* **YOUR TASK**
Search the listing below for "Dumbbell". Copy each matching line.

* **RECORDS FOR THIS TASK**
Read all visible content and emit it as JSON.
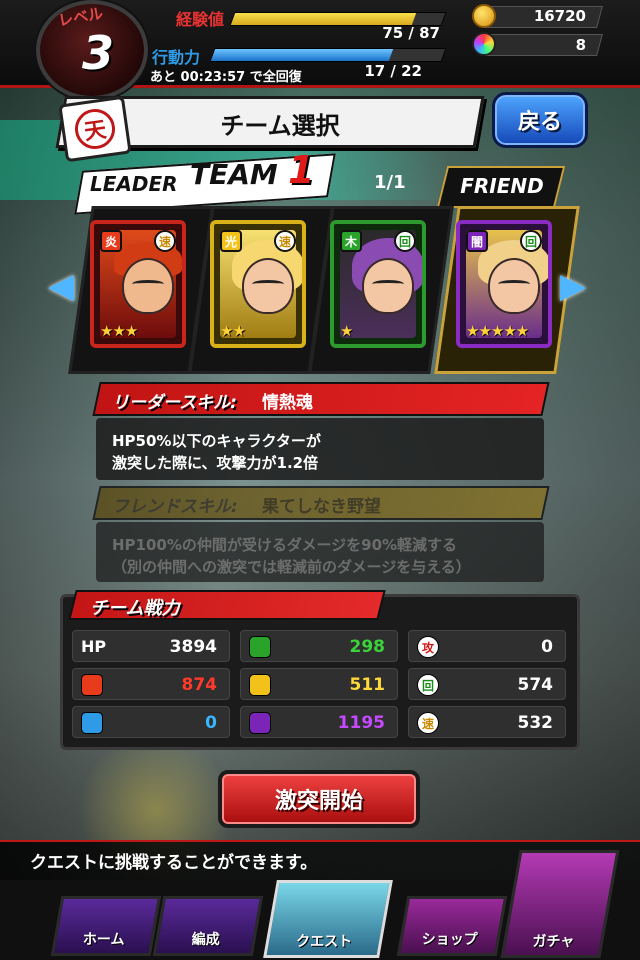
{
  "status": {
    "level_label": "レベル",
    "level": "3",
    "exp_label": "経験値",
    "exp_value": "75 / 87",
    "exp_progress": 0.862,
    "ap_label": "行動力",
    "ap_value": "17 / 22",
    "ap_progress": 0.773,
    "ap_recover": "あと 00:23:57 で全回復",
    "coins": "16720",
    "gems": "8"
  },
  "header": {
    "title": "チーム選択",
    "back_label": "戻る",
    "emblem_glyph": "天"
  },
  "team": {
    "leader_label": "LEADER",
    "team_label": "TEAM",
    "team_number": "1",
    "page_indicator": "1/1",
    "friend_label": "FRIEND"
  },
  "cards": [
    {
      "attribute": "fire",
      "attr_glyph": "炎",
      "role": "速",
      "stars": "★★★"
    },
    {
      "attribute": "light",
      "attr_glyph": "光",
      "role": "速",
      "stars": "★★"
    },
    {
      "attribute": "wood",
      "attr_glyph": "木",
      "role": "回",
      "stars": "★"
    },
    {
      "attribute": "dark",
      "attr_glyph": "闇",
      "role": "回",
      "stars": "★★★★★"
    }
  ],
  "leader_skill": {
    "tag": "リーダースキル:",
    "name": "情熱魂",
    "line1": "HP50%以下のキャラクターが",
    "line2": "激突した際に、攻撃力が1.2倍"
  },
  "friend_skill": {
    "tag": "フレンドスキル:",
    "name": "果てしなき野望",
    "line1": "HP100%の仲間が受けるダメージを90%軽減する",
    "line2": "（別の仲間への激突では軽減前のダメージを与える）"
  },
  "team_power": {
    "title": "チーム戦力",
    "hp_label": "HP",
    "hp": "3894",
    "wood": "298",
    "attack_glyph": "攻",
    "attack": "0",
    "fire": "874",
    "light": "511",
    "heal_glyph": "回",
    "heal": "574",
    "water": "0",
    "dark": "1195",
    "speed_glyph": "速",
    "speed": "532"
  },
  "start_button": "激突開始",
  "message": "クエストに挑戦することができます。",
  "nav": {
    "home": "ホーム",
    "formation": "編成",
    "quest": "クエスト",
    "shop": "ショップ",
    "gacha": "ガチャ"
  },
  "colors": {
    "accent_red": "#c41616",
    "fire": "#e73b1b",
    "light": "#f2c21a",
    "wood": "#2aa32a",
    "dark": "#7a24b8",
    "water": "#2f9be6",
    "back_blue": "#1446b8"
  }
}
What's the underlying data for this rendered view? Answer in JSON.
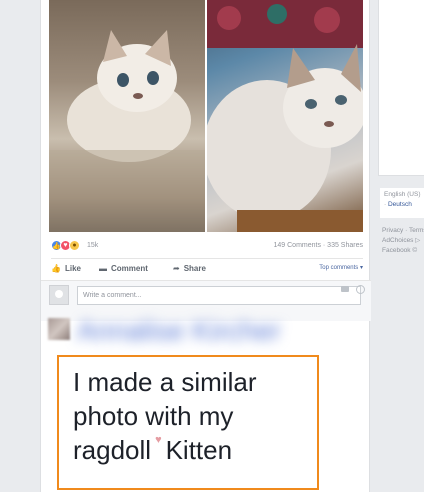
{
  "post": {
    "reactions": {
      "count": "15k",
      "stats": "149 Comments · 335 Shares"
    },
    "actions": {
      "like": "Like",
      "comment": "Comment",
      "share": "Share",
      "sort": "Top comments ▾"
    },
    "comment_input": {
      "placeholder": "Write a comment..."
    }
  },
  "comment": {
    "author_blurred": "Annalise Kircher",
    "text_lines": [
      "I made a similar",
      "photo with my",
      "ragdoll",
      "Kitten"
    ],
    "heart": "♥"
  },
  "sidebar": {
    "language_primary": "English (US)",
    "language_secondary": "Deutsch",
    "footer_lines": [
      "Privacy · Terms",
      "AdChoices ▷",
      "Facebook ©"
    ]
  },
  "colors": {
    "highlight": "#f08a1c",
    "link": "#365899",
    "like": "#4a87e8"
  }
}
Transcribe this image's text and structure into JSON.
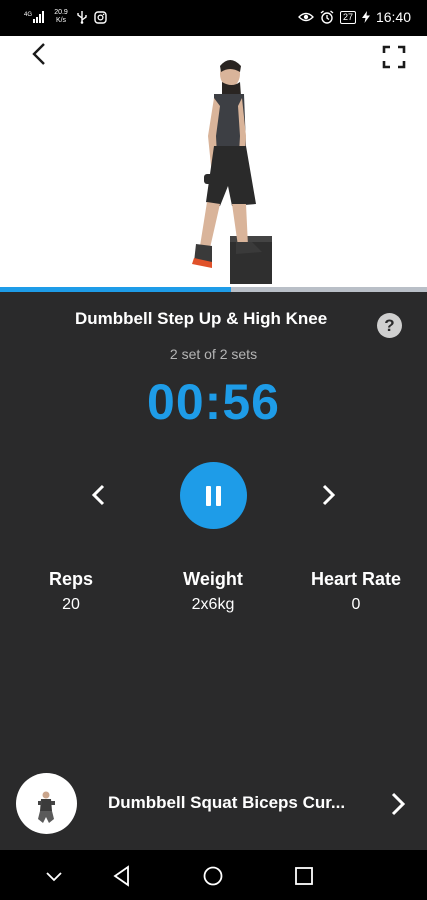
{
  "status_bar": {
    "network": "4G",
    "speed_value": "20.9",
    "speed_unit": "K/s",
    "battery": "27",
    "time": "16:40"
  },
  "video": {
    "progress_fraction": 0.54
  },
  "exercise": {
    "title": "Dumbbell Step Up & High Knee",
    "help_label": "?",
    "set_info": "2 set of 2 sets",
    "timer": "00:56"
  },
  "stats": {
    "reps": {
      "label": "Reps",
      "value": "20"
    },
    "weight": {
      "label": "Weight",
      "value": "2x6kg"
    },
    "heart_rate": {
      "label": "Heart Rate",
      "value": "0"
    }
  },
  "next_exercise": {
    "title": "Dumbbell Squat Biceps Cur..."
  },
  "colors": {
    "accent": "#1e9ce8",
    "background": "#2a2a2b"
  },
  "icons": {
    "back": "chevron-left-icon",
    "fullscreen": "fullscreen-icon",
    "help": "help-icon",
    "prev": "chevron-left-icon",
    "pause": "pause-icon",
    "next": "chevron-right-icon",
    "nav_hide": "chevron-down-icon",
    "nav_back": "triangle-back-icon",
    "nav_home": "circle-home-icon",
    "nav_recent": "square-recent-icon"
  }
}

* **SOLUTION FOR THIS EXERCISE**
    "title": "Dumbbell Step Up & High Knee",
    "title": "Dumbbell Squat Biceps Cur..."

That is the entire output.